**Do this**
Write out the stretch of the post on MapReduce output to Cassandra from "I'm using Apache" through "values, Context context)", keeping every word and symbol unchanged.

I'm using Apache Hadoop, MapReduce and Cassandra to run a MapReduce job that reads in from a Cassandra table, and outputs to another Cassandra table.
I have a few jobs that output to a table with a single primary key. For example, this table for counting the number of each type of word has a single key.
CREATE TABLE word_count(
word text,
count int,
PRIMARY KEY(text)
) WITH COMPACT STORAGE;
The associated reduce class looks a bit like this:
public static class ReducerToCassandra
extends Reducer<Text, IntWritable, ByteBuffer, List<Mutation>>
{
public void reduce(Text word, Iterable<IntWritable> values, Context context)
throws IOException, InterruptedException
{
int sum = 0;
for (IntWritable val : values){
sum += val.get();
}
org.apache.cassandra.thrift.Column c
= new org.apache.cassandra.thrift.Column();
c.setName(ByteBufferUtil.bytes("count");
c.setValue(ByteBufferUtil.bytes(sum));
c.setTimestamp(System.currentTimeMillis());
Mutation mutation = new Mutation();
mutation.setColumn_or_supercolumn(new ColumnOrSuperColumn());
mutation.column_or_supercolumn.setColumn(c);
ByteBuffer keyByteBuffer = ByteBufferUtil.bytes(word.toString());
context.write(keyByteBuffer, Collections.singletonList(mutation));
}
}
If I want to add an extra column, then I just need to add another mutation to the List<Mutation>
already being output by reduce
but I can't work out how to output to a table that has the new column in a composite primary key. For example, this table does the same as the one above, but also indexes words along with the hour of their publication.
CREATE TABLE word_count(
word text,
publication_hour bigint,
count int,
PRIMARY KEY(word, publication_hour)
) WITH COMPACT STORAGE;
I've tried a few different approaches, like trying to output a custom WritableComparable
(that holds both a word and a hour) and updating the class
and method
signatures and job
configuration accordingly, but that makes reduce
throw a ClassCastException
when it tries to cast the custom WritableComparable
to ByteBuffer
.
I've tried building the appropriate column name with the Builder
.
public static class ReducerToCassandra
// MappedKey MappedValue ReducedKey ReducedValues
extends Reducer<WordHourPair, IntWritable, ByteBuffer, List<Mutation>>
{
// MappedKey Values with the key wordHourPair
public void reduce(WordHourPair wordHourPair, Iterable<IntWritable> values,
Context context)

[Element box annotations]
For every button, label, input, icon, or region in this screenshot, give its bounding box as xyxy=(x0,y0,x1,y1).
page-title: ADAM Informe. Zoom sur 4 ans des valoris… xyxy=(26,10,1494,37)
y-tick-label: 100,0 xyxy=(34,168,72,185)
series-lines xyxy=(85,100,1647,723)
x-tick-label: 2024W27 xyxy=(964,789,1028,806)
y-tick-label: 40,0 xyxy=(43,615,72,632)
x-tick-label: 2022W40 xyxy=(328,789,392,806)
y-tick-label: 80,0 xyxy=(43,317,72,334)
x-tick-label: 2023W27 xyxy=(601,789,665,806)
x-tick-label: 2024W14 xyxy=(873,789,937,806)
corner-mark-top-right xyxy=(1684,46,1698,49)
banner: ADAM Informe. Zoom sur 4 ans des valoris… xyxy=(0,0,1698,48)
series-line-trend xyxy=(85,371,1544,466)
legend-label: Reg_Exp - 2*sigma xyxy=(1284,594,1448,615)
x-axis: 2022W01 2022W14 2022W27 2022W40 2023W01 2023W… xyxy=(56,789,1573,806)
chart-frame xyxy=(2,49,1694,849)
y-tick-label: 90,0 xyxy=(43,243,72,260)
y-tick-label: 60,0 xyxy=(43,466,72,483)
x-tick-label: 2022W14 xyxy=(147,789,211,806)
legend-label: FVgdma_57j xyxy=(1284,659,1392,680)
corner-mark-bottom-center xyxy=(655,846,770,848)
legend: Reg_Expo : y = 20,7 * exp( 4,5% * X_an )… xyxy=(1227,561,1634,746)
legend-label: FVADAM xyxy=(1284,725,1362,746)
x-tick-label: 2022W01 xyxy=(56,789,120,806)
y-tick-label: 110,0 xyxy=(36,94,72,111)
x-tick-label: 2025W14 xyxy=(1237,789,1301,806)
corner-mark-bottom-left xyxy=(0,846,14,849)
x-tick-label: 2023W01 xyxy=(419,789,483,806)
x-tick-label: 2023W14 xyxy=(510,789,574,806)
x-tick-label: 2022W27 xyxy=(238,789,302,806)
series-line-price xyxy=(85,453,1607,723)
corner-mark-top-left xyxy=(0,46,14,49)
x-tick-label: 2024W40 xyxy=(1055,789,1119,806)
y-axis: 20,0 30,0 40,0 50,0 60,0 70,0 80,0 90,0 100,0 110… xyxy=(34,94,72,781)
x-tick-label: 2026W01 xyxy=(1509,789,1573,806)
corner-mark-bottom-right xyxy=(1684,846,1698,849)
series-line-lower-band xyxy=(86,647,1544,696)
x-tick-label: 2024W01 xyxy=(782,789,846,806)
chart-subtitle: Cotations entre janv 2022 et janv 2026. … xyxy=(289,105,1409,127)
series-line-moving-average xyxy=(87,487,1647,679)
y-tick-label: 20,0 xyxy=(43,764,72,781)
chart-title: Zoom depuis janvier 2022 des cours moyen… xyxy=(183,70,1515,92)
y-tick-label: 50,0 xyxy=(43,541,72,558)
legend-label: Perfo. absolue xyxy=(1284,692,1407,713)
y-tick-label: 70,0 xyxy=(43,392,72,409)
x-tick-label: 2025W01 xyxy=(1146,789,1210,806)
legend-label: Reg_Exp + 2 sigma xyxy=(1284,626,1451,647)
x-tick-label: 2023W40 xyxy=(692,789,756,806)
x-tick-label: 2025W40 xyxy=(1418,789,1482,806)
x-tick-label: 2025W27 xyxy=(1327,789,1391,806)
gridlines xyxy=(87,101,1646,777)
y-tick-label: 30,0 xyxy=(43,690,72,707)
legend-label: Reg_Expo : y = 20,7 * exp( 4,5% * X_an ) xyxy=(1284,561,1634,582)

**Response below**
I'm using Apache Hadoop, MapReduce and Cassandra to run a MapReduce job that reads in from a Cassandra table, and outputs to another Cassandra table.
I have a few jobs that output to a table with a single primary key. For example, this table for counting the number of each type of word has a single key.
CREATE TABLE word_count(
word text,
count int,
PRIMARY KEY(text)
) WITH COMPACT STORAGE;
The associated reduce class looks a bit like this:
public static class ReducerToCassandra
extends Reducer<Text, IntWritable, ByteBuffer, List<Mutation>>
{
public void reduce(Text word, Iterable<IntWritable> values, Context context)